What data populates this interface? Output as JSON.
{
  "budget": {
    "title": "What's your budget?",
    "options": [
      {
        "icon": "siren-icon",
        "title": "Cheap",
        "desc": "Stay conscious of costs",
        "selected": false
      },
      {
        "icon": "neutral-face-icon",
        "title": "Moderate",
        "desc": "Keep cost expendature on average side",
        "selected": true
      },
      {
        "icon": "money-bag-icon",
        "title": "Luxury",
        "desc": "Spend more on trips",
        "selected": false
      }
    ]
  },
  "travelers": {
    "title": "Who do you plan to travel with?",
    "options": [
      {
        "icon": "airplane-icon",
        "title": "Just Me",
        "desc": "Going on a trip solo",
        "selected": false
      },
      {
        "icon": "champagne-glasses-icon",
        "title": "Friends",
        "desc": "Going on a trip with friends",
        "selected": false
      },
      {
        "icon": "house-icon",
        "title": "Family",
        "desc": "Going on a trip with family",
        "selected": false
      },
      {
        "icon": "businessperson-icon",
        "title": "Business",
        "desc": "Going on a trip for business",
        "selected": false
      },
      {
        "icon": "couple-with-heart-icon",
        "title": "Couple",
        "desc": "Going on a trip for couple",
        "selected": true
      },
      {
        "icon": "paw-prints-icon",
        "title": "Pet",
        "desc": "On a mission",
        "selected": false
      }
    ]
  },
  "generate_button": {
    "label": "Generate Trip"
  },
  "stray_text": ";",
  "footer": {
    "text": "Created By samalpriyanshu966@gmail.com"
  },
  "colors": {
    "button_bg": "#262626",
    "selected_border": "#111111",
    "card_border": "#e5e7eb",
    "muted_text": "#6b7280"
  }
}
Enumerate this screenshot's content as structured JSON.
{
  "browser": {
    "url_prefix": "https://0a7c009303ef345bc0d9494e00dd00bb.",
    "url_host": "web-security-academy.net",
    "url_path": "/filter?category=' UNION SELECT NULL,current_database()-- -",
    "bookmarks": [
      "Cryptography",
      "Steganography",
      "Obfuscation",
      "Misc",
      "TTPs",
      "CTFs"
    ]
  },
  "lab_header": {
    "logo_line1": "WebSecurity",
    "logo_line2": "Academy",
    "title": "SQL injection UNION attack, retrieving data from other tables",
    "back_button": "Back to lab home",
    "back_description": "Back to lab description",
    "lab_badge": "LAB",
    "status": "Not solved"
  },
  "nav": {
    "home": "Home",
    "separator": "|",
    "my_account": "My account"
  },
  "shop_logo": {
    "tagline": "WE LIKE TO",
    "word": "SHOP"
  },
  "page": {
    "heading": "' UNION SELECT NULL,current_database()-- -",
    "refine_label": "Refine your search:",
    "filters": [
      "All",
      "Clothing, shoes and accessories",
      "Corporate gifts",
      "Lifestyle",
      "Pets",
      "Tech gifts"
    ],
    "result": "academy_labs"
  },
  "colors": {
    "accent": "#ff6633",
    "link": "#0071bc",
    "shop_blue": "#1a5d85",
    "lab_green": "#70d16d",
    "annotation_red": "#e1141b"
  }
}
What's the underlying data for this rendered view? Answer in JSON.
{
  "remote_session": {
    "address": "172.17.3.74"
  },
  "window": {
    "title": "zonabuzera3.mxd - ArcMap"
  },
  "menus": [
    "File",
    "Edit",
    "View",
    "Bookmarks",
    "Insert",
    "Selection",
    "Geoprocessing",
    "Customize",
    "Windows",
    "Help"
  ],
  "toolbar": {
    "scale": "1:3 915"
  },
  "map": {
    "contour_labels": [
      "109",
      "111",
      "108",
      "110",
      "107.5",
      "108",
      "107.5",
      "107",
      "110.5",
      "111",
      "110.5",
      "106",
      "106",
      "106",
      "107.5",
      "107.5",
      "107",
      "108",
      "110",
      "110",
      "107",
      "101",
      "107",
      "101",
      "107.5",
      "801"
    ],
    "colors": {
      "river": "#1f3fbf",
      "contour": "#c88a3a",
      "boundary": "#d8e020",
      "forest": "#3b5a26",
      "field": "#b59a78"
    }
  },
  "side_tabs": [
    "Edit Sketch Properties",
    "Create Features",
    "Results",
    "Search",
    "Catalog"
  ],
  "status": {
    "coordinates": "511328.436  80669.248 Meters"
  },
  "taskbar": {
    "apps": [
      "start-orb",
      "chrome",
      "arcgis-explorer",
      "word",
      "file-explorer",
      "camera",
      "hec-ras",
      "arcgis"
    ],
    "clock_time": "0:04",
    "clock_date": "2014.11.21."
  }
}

· · ·

WHAT THIS TASK INVOLVES: Repeat every line of the records above exactly.

RESULT OF THE TASK:
What data populates this interface? Output as JSON.
{
  "budget": {
    "title": "What's your budget?",
    "options": [
      {
        "icon": "siren-icon",
        "title": "Cheap",
        "desc": "Stay conscious of costs",
        "selected": false
      },
      {
        "icon": "neutral-face-icon",
        "title": "Moderate",
        "desc": "Keep cost expendature on average side",
        "selected": true
      },
      {
        "icon": "money-bag-icon",
        "title": "Luxury",
        "desc": "Spend more on trips",
        "selected": false
      }
    ]
  },
  "travelers": {
    "title": "Who do you plan to travel with?",
    "options": [
      {
        "icon": "airplane-icon",
        "title": "Just Me",
        "desc": "Going on a trip solo",
        "selected": false
      },
      {
        "icon": "champagne-glasses-icon",
        "title": "Friends",
        "desc": "Going on a trip with friends",
        "selected": false
      },
      {
        "icon": "house-icon",
        "title": "Family",
        "desc": "Going on a trip with family",
        "selected": false
      },
      {
        "icon": "businessperson-icon",
        "title": "Business",
        "desc": "Going on a trip for business",
        "selected": false
      },
      {
        "icon": "couple-with-heart-icon",
        "title": "Couple",
        "desc": "Going on a trip for couple",
        "selected": true
      },
      {
        "icon": "paw-prints-icon",
        "title": "Pet",
        "desc": "On a mission",
        "selected": false
      }
    ]
  },
  "generate_button": {
    "label": "Generate Trip"
  },
  "stray_text": ";",
  "footer": {
    "text": "Created By samalpriyanshu966@gmail.com"
  },
  "colors": {
    "button_bg": "#262626",
    "selected_border": "#111111",
    "card_border": "#e5e7eb",
    "muted_text": "#6b7280"
  }
}
Enumerate this screenshot's content as structured JSON.
{
  "browser": {
    "url_prefix": "https://0a7c009303ef345bc0d9494e00dd00bb.",
    "url_host": "web-security-academy.net",
    "url_path": "/filter?category=' UNION SELECT NULL,current_database()-- -",
    "bookmarks": [
      "Cryptography",
      "Steganography",
      "Obfuscation",
      "Misc",
      "TTPs",
      "CTFs"
    ]
  },
  "lab_header": {
    "logo_line1": "WebSecurity",
    "logo_line2": "Academy",
    "title": "SQL injection UNION attack, retrieving data from other tables",
    "back_button": "Back to lab home",
    "back_description": "Back to lab description",
    "lab_badge": "LAB",
    "status": "Not solved"
  },
  "nav": {
    "home": "Home",
    "separator": "|",
    "my_account": "My account"
  },
  "shop_logo": {
    "tagline": "WE LIKE TO",
    "word": "SHOP"
  },
  "page": {
    "heading": "' UNION SELECT NULL,current_database()-- -",
    "refine_label": "Refine your search:",
    "filters": [
      "All",
      "Clothing, shoes and accessories",
      "Corporate gifts",
      "Lifestyle",
      "Pets",
      "Tech gifts"
    ],
    "result": "academy_labs"
  },
  "colors": {
    "accent": "#ff6633",
    "link": "#0071bc",
    "shop_blue": "#1a5d85",
    "lab_green": "#70d16d",
    "annotation_red": "#e1141b"
  }
}
What's the underlying data for this rendered view? Answer in JSON.
{
  "remote_session": {
    "address": "172.17.3.74"
  },
  "window": {
    "title": "zonabuzera3.mxd - ArcMap"
  },
  "menus": [
    "File",
    "Edit",
    "View",
    "Bookmarks",
    "Insert",
    "Selection",
    "Geoprocessing",
    "Customize",
    "Windows",
    "Help"
  ],
  "toolbar": {
    "scale": "1:3 915"
  },
  "map": {
    "contour_labels": [
      "109",
      "111",
      "108",
      "110",
      "107.5",
      "108",
      "107.5",
      "107",
      "110.5",
      "111",
      "110.5",
      "106",
      "106",
      "106",
      "107.5",
      "107.5",
      "107",
      "108",
      "110",
      "110",
      "107",
      "101",
      "107",
      "101",
      "107.5",
      "801"
    ],
    "colors": {
      "river": "#1f3fbf",
      "contour": "#c88a3a",
      "boundary": "#d8e020",
      "forest": "#3b5a26",
      "field": "#b59a78"
    }
  },
  "side_tabs": [
    "Edit Sketch Properties",
    "Create Features",
    "Results",
    "Search",
    "Catalog"
  ],
  "status": {
    "coordinates": "511328.436  80669.248 Meters"
  },
  "taskbar": {
    "apps": [
      "start-orb",
      "chrome",
      "arcgis-explorer",
      "word",
      "file-explorer",
      "camera",
      "hec-ras",
      "arcgis"
    ],
    "clock_time": "0:04",
    "clock_date": "2014.11.21."
  }
}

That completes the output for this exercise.